Stated goal
Everything in the data should be repeated exactly, save for the images.

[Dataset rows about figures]
▼▼▼
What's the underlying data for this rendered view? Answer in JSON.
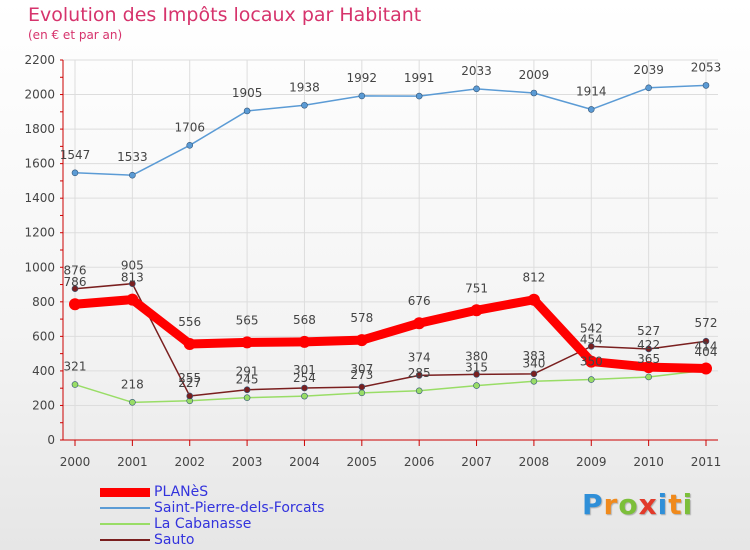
{
  "header": {
    "title": "Evolution des Impôts locaux par Habitant",
    "subtitle": "(en € et par an)"
  },
  "logo": {
    "text": "Proxiti",
    "letters": [
      "P",
      "r",
      "o",
      "x",
      "i",
      "t",
      "i"
    ],
    "colors": [
      "#2f8fd8",
      "#f08a1c",
      "#7cbf3a",
      "#e23a2a",
      "#2f8fd8",
      "#f08a1c",
      "#7cbf3a"
    ]
  },
  "chart_data": {
    "type": "line",
    "title": "Evolution des Impôts locaux par Habitant",
    "subtitle": "(en € et par an)",
    "xlabel": "",
    "ylabel": "",
    "ylim": [
      0,
      2200
    ],
    "yticks": [
      0,
      200,
      400,
      600,
      800,
      1000,
      1200,
      1400,
      1600,
      1800,
      2000,
      2200
    ],
    "grid": true,
    "legend_position": "bottom-left",
    "categories": [
      "2000",
      "2001",
      "2002",
      "2003",
      "2004",
      "2005",
      "2006",
      "2007",
      "2008",
      "2009",
      "2010",
      "2011"
    ],
    "series": [
      {
        "name": "PLANèS",
        "color": "#ff0000",
        "values": [
          786,
          813,
          556,
          565,
          568,
          578,
          676,
          751,
          812,
          454,
          422,
          414
        ],
        "labels": [
          "786",
          "813",
          "556",
          "565",
          "568",
          "578",
          "676",
          "751",
          "812",
          "454",
          "422",
          "414"
        ]
      },
      {
        "name": "Saint-Pierre-dels-Forcats",
        "color": "#5b9bd5",
        "values": [
          1547,
          1533,
          1706,
          1905,
          1938,
          1992,
          1991,
          2033,
          2009,
          1914,
          2039,
          2053
        ],
        "labels": [
          "1547",
          "1533",
          "1706",
          "1905",
          "1938",
          "1992",
          "1991",
          "2033",
          "2009",
          "1914",
          "2039",
          "2053"
        ]
      },
      {
        "name": "La Cabanasse",
        "color": "#99dd66",
        "values": [
          321,
          218,
          227,
          245,
          254,
          273,
          285,
          315,
          340,
          350,
          365,
          404
        ],
        "labels": [
          "321",
          "218",
          "227",
          "245",
          "254",
          "273",
          "285",
          "315",
          "340",
          "350",
          "365",
          "404"
        ]
      },
      {
        "name": "Sauto",
        "color": "#7a1f1f",
        "values": [
          876,
          905,
          255,
          291,
          301,
          307,
          374,
          380,
          383,
          542,
          527,
          572
        ],
        "labels": [
          "876",
          "905",
          "255",
          "291",
          "301",
          "307",
          "374",
          "380",
          "383",
          "542",
          "527",
          "572"
        ]
      }
    ]
  }
}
▲▲▲
Task result
What's the underlying data for this rendered view? Answer in JSON.
{
  "header": {
    "title": "Evolution des Impôts locaux par Habitant",
    "subtitle": "(en € et par an)"
  },
  "logo": {
    "text": "Proxiti",
    "letters": [
      "P",
      "r",
      "o",
      "x",
      "i",
      "t",
      "i"
    ],
    "colors": [
      "#2f8fd8",
      "#f08a1c",
      "#7cbf3a",
      "#e23a2a",
      "#2f8fd8",
      "#f08a1c",
      "#7cbf3a"
    ]
  },
  "chart_data": {
    "type": "line",
    "title": "Evolution des Impôts locaux par Habitant",
    "subtitle": "(en € et par an)",
    "xlabel": "",
    "ylabel": "",
    "ylim": [
      0,
      2200
    ],
    "yticks": [
      0,
      200,
      400,
      600,
      800,
      1000,
      1200,
      1400,
      1600,
      1800,
      2000,
      2200
    ],
    "grid": true,
    "legend_position": "bottom-left",
    "categories": [
      "2000",
      "2001",
      "2002",
      "2003",
      "2004",
      "2005",
      "2006",
      "2007",
      "2008",
      "2009",
      "2010",
      "2011"
    ],
    "series": [
      {
        "name": "PLANèS",
        "color": "#ff0000",
        "values": [
          786,
          813,
          556,
          565,
          568,
          578,
          676,
          751,
          812,
          454,
          422,
          414
        ],
        "labels": [
          "786",
          "813",
          "556",
          "565",
          "568",
          "578",
          "676",
          "751",
          "812",
          "454",
          "422",
          "414"
        ]
      },
      {
        "name": "Saint-Pierre-dels-Forcats",
        "color": "#5b9bd5",
        "values": [
          1547,
          1533,
          1706,
          1905,
          1938,
          1992,
          1991,
          2033,
          2009,
          1914,
          2039,
          2053
        ],
        "labels": [
          "1547",
          "1533",
          "1706",
          "1905",
          "1938",
          "1992",
          "1991",
          "2033",
          "2009",
          "1914",
          "2039",
          "2053"
        ]
      },
      {
        "name": "La Cabanasse",
        "color": "#99dd66",
        "values": [
          321,
          218,
          227,
          245,
          254,
          273,
          285,
          315,
          340,
          350,
          365,
          404
        ],
        "labels": [
          "321",
          "218",
          "227",
          "245",
          "254",
          "273",
          "285",
          "315",
          "340",
          "350",
          "365",
          "404"
        ]
      },
      {
        "name": "Sauto",
        "color": "#7a1f1f",
        "values": [
          876,
          905,
          255,
          291,
          301,
          307,
          374,
          380,
          383,
          542,
          527,
          572
        ],
        "labels": [
          "876",
          "905",
          "255",
          "291",
          "301",
          "307",
          "374",
          "380",
          "383",
          "542",
          "527",
          "572"
        ]
      }
    ]
  }
}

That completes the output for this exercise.